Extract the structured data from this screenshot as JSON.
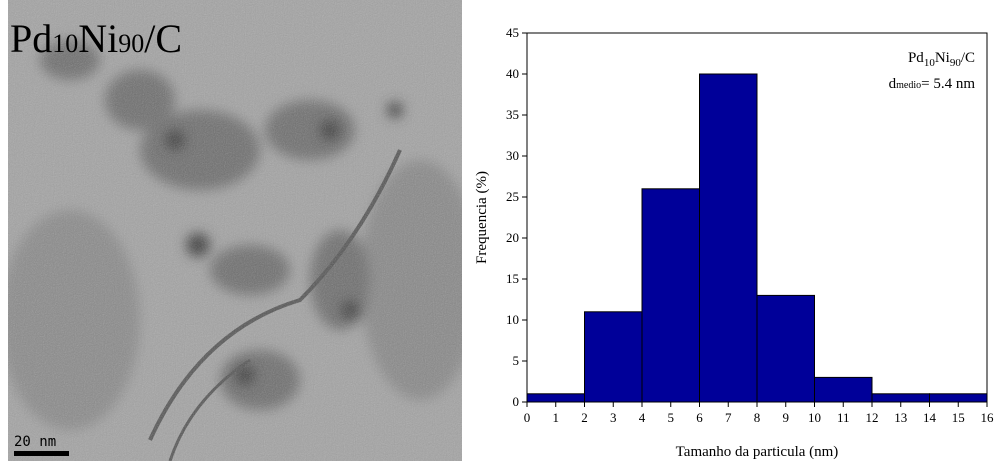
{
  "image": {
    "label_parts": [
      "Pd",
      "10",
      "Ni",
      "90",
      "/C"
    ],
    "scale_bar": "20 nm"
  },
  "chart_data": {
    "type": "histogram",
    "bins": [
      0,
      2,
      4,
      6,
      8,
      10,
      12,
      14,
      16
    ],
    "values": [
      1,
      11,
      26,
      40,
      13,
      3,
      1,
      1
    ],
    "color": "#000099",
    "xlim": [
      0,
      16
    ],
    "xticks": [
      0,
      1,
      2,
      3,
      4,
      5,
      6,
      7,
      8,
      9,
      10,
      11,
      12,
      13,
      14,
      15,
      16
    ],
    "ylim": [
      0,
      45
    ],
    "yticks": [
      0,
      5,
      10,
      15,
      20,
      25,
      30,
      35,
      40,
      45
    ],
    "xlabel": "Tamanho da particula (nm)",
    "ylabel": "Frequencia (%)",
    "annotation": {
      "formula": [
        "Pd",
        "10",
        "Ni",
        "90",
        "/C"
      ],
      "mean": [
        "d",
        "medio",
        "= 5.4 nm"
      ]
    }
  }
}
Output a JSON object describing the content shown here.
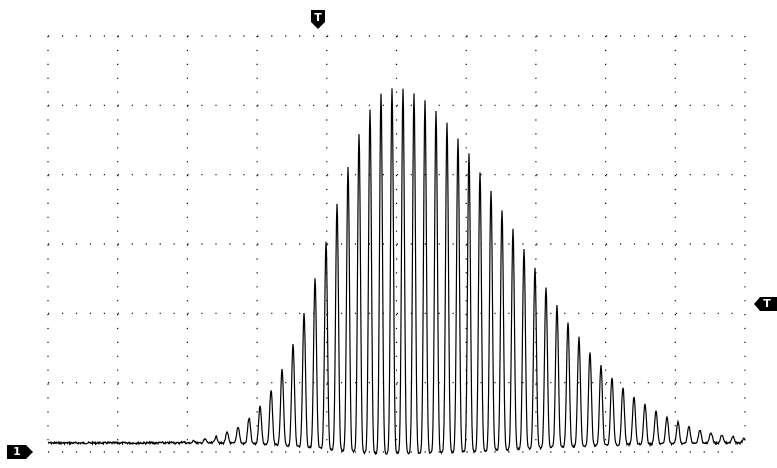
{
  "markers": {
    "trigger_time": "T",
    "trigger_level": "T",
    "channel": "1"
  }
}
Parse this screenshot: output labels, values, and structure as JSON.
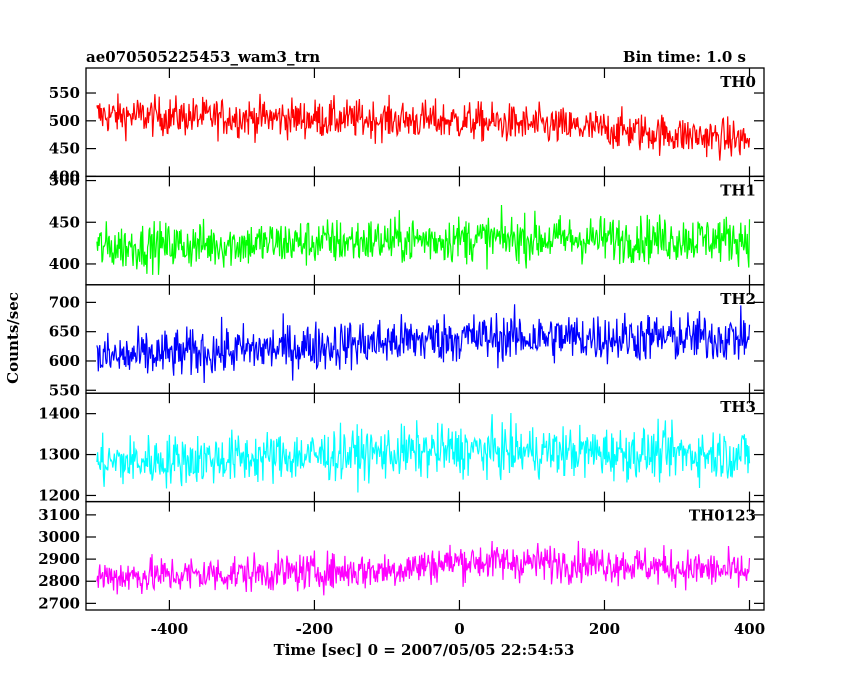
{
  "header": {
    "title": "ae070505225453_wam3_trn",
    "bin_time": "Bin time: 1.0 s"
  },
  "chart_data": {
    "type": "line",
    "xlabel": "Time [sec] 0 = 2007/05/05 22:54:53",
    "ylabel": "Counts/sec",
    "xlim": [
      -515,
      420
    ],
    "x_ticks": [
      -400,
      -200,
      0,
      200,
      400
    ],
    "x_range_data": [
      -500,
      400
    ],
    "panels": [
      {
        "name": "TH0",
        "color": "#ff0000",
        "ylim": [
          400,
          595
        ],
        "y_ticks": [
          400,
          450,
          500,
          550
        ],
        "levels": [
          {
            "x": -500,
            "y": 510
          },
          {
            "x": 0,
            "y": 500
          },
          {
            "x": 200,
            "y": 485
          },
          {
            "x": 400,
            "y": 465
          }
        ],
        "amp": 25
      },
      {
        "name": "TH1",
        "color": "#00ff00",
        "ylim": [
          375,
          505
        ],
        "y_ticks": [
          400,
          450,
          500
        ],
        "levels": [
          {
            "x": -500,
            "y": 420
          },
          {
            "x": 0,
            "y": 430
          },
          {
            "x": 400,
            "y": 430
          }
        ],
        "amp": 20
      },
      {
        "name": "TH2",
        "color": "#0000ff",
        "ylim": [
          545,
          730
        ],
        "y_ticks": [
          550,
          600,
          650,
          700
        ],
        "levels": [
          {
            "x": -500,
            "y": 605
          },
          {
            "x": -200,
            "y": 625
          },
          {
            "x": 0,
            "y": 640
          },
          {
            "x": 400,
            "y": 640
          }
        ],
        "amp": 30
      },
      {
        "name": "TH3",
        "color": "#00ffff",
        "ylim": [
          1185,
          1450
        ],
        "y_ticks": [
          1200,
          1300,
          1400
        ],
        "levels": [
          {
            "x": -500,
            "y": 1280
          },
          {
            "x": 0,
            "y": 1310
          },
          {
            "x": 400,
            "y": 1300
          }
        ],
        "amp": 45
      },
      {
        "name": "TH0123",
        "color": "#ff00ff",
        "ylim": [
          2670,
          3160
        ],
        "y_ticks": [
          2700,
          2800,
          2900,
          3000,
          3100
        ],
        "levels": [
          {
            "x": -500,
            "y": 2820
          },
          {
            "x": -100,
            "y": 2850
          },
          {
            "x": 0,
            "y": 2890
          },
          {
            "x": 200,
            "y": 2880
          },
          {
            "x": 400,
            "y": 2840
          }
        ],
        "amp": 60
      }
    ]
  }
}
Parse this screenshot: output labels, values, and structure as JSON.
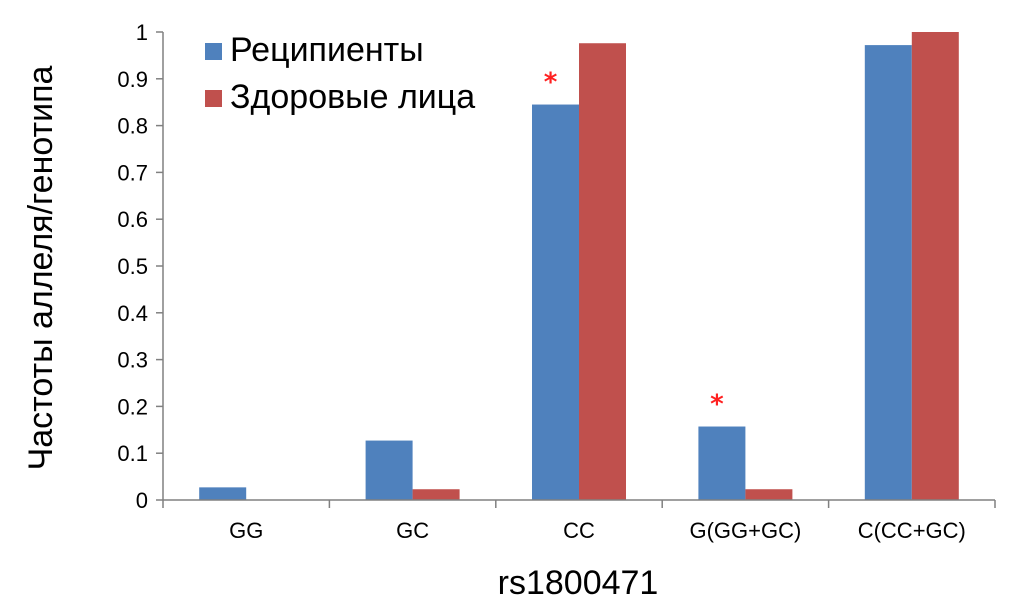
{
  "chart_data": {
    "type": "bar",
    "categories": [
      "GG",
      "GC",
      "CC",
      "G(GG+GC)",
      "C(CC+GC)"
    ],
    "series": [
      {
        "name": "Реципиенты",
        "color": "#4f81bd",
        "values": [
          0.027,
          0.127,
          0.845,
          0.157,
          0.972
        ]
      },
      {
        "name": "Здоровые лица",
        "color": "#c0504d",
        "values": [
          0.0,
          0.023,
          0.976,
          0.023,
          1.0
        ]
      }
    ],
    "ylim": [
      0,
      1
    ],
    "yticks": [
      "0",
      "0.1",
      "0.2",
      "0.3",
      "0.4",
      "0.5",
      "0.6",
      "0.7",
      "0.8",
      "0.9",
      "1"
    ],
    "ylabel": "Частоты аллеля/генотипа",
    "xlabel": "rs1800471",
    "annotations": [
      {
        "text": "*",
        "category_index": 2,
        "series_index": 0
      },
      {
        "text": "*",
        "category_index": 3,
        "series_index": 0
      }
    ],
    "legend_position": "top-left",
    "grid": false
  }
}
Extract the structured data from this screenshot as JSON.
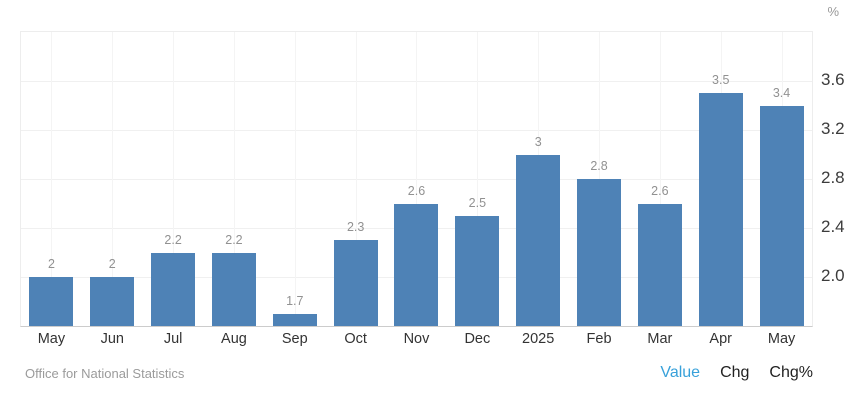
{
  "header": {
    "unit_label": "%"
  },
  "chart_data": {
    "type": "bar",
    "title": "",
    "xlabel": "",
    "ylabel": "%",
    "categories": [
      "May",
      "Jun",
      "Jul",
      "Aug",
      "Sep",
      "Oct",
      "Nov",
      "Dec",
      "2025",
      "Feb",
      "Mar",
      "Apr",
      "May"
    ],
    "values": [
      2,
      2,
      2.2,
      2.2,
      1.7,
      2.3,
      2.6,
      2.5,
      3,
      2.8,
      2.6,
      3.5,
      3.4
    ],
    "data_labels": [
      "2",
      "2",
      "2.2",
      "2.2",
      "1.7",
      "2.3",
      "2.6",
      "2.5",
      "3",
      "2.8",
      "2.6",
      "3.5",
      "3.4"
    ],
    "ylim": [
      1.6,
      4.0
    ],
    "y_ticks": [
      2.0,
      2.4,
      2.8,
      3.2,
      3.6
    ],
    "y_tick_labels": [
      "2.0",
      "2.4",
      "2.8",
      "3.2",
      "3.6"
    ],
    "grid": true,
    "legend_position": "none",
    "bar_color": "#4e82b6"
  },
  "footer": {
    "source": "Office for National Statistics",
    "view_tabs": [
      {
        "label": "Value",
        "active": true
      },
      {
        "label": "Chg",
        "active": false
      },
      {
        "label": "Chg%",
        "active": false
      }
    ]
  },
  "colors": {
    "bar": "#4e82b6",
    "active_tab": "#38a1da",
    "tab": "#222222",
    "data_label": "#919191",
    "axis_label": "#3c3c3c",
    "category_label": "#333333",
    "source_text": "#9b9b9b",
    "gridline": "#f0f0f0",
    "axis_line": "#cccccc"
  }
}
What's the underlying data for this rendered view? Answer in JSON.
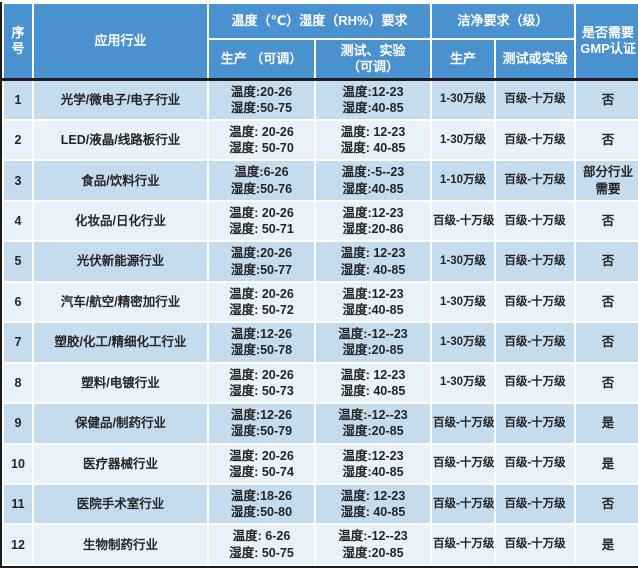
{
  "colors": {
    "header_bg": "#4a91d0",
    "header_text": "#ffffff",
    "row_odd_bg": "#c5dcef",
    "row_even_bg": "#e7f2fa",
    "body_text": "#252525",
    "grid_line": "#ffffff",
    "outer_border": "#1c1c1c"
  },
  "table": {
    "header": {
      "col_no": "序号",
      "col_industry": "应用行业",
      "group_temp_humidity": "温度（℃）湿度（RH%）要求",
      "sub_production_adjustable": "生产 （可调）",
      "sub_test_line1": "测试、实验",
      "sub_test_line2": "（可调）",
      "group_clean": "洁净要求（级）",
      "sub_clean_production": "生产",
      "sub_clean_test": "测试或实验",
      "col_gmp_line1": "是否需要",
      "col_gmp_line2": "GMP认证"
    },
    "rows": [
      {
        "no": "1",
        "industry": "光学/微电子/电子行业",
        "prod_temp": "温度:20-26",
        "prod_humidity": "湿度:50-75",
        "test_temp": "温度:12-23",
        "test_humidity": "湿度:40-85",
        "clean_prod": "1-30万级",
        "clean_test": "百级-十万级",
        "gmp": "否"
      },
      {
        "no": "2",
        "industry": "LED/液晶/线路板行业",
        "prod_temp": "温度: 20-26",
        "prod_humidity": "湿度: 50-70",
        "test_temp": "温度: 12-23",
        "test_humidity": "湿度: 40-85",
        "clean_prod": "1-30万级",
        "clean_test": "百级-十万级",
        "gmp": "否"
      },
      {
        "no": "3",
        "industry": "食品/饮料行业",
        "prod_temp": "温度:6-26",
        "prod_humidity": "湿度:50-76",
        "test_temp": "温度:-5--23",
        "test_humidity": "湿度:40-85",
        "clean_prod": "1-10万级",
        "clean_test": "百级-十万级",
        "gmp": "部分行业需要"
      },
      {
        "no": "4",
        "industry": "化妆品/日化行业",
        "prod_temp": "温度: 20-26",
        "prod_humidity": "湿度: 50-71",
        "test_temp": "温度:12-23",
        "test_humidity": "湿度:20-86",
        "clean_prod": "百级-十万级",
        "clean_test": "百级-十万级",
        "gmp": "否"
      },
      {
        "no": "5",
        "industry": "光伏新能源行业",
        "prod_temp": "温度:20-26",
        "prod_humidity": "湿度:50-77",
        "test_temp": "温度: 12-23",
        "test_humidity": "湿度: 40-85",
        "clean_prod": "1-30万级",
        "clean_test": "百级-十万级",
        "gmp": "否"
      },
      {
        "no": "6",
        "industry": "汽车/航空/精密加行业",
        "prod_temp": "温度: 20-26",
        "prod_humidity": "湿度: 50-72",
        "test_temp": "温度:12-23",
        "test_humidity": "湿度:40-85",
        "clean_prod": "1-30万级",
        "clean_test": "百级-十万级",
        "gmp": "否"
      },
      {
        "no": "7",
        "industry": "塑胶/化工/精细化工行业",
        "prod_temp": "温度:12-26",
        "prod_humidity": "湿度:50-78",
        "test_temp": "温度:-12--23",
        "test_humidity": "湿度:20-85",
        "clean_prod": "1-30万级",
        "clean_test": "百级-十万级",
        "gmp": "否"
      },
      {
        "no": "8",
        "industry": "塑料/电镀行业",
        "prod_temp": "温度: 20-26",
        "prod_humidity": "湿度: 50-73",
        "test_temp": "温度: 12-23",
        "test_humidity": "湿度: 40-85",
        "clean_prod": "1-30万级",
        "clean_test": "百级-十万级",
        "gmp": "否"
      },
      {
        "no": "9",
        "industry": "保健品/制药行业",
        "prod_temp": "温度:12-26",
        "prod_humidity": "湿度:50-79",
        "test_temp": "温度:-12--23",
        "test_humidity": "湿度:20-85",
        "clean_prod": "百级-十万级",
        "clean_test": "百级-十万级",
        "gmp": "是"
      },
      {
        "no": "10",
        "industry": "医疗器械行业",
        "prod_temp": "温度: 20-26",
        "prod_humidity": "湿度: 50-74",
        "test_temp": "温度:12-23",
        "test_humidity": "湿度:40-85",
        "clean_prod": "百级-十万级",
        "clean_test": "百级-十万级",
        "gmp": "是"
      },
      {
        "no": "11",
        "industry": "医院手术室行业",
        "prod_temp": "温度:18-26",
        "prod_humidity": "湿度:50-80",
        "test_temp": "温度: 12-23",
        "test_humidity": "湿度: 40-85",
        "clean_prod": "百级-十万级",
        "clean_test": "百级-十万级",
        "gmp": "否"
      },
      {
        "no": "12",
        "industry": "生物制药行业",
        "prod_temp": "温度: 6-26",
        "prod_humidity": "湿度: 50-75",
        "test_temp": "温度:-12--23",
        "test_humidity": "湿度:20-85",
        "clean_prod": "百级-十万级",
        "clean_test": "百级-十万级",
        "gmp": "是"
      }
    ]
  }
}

══════════════════════════════

# [STATED GOAL]
Return every line above that contains the word "type".

# [COMPLETE OUTPUT]
    "type": "histogram",
    "type": "line",
    "type": "bar",
    "type": "bar",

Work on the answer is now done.